## SUPPLIED INFORMATION
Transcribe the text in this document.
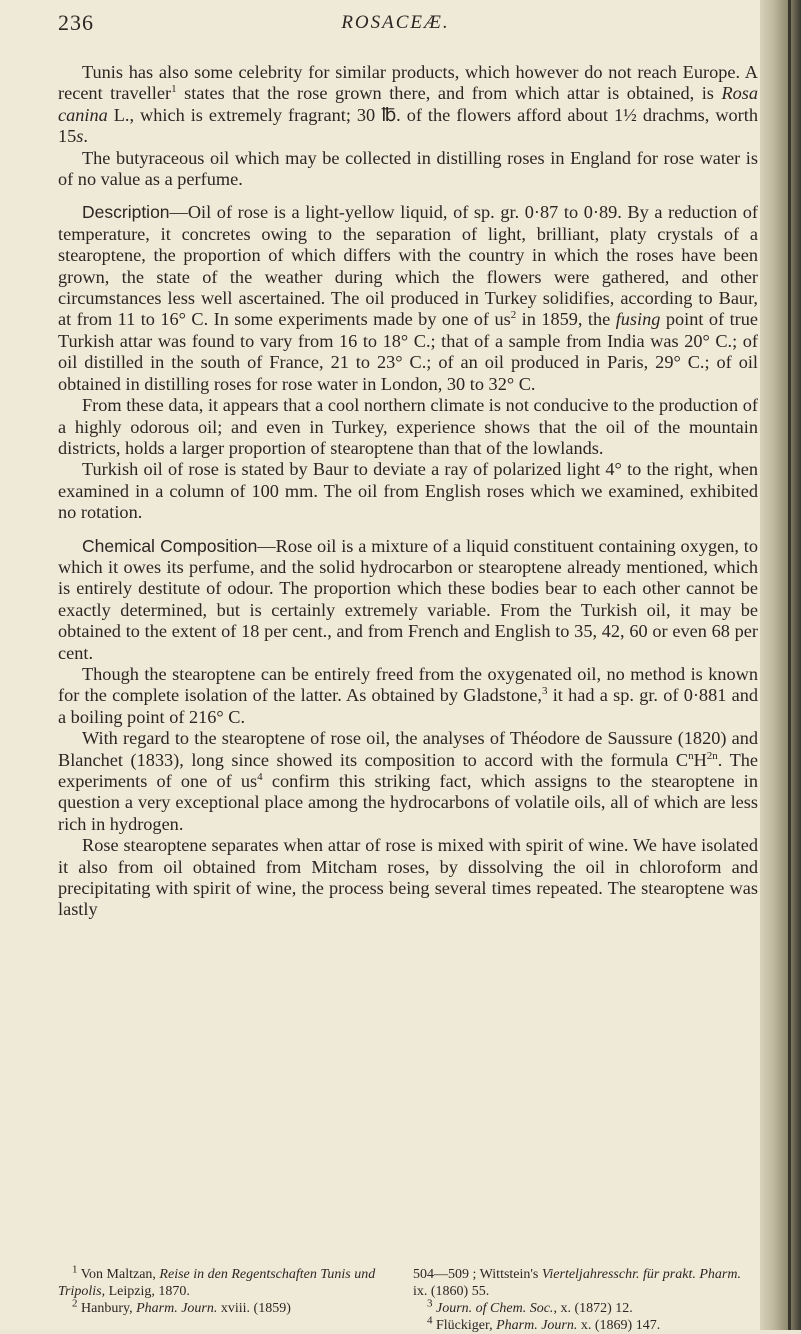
236	ROSACEÆ.

Tunis has also some celebrity for similar products, which however do not reach Europe. A recent traveller$^1$ states that the rose grown there, and from which attar is obtained, is Rosa canina L., which is extremely fragrant; 30 ℔. of the flowers afford about 1½ drachms, worth 15s.

The butyraceous oil which may be collected in distilling roses in England for rose water is of no value as a perfume.

Description—Oil of rose is a light-yellow liquid, of sp. gr. 0·87 to 0·89. By a reduction of temperature, it concretes owing to the separation of light, brilliant, platy crystals of a stearoptene, the proportion of which differs with the country in which the roses have been grown, the state of the weather during which the flowers were gathered, and other circumstances less well ascertained. The oil produced in Turkey solidifies, according to Baur, at from 11 to 16° C. In some experiments made by one of $us^2$ in 1859, the fusing point of true Turkish attar was found to vary from 16 to 18° C.; that of a sample from India was 20° C.; of oil distilled in the south of France, 21 to 23° C.; of an oil produced in Paris, 29° C.; of oil obtained in distilling roses for rose water in London, 30 to 32° C.

From these data, it appears that a cool northern climate is not conducive to the production of a highly odorous oil; and even in Turkey, experience shows that the oil of the mountain districts, holds a larger proportion of stearoptene than that of the lowlands.

Turkish oil of rose is stated by Baur to deviate a ray of polarized light 4° to the right, when examined in a column of 100 mm. The oil from English roses which we examined, exhibited no rotation.

Chemical Composition—Rose oil is a mixture of a liquid constituent containing oxygen, to which it owes its perfume, and the solid hydrocarbon or stearoptene already mentioned, which is entirely destitute of odour. The proportion which these bodies bear to each other cannot be exactly determined, but is certainly extremely variable. From the Turkish oil, it may be obtained to the extent of 18 per cent., and from French and English to 35, 42, 60 or even 68 per cent.

Though the stearoptene can be entirely freed from the oxygenated oil, no method is known for the complete isolation of the latter. As obtained by Gladstone,$^3$ it had a sp. gr. of 0·881 and a boiling point of 216° C.

With regard to the stearoptene of rose oil, the analyses of Théodore de Saussure (1820) and Blanchet (1833), long since showed its composition to accord with the formula $C^nH^{2n}$. The experiments of one of $us^4$ confirm this striking fact, which assigns to the stearoptene in question a very exceptional place among the hydrocarbons of volatile oils, all of which are less rich in hydrogen.

Rose stearoptene separates when attar of rose is mixed with spirit of wine. We have isolated it also from oil obtained from Mitcham roses, by dissolving the oil in chloroform and precipitating with spirit of wine, the process being several times repeated. The stearoptene was lastly

$^1$ Von Maltzan, Reise in den Regentschaften Tunis und Tripolis, Leipzig, 1870.

$^2$ Hanbury, Pharm. Journ. xviii. (1859)

504—509 ; Wittstein's Vierteljahresschr. für prakt. Pharm. ix. (1860) 55.

$^3$ Journ. of Chem. Soc., x. (1872) 12.

$^4$ Flückiger, Pharm. Journ. x. (1869) 147.
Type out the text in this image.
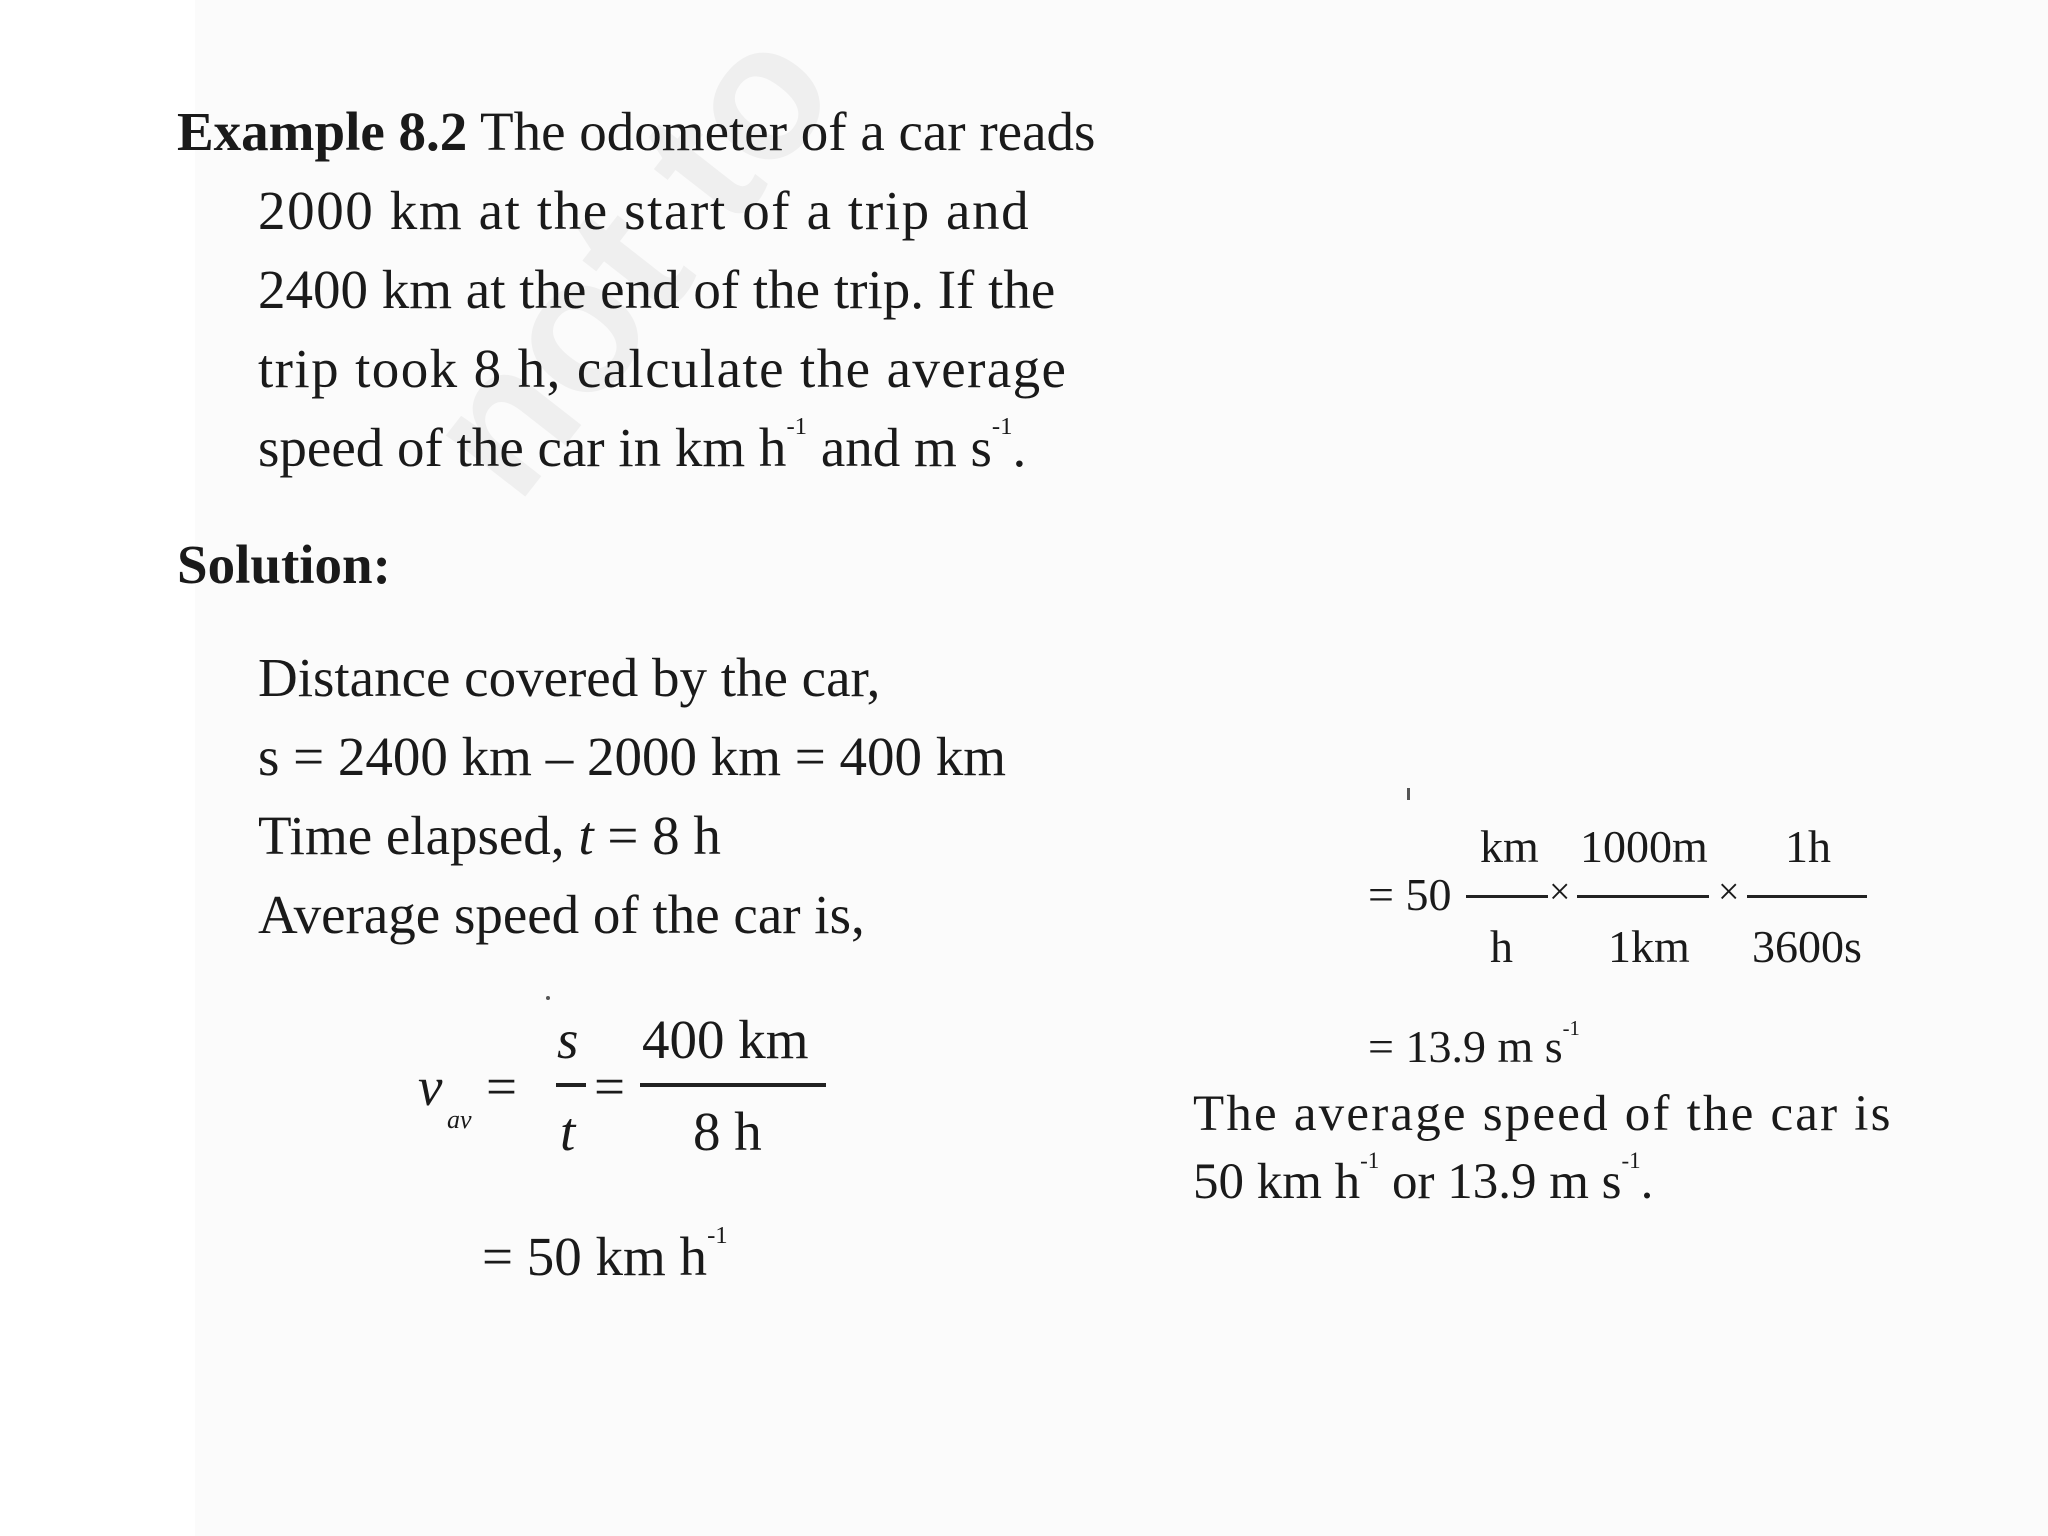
Example 8.2 The odometer of a car reads
2000 km at the start of a trip and
2400 km at the end of the trip. If the
trip took 8 h, calculate the average
speed of the car in km $h^{-1}$ and m $s^{-1}$.
Solution:
Distance covered by the car,
s = 2400 km – 2000 km = 400 km
Time elapsed, t = 8 h
Average speed of the car is,
v
av
=
s
t
=
400 km
8 h
= 50 km $h^{-1}$
= 50
km
h
×
1000m
1km
×
1h
3600s
= 13.9 m $s^{-1}$
The average speed of the car is
50 km $h^{-1}$ or 13.9 m $s^{-1}$.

## GIVEN INSTRUCTION
Copy out each line of the entries that holds "even".

## CORRECT ANSWER
From these data, it appears that a cool northern climate is not conducive to the production of a highly odorous oil; and even in Turkey, experience shows that the oil of the mountain districts, holds a larger proportion of stearoptene than that of the lowlands.
Chemical Composition—Rose oil is a mixture of a liquid constituent containing oxygen, to which it owes its perfume, and the solid hydrocarbon or stearoptene already mentioned, which is entirely destitute of odour. The proportion which these bodies bear to each other cannot be exactly determined, but is certainly extremely variable. From the Turkish oil, it may be obtained to the extent of 18 per cent., and from French and English to 35, 42, 60 or even 68 per cent.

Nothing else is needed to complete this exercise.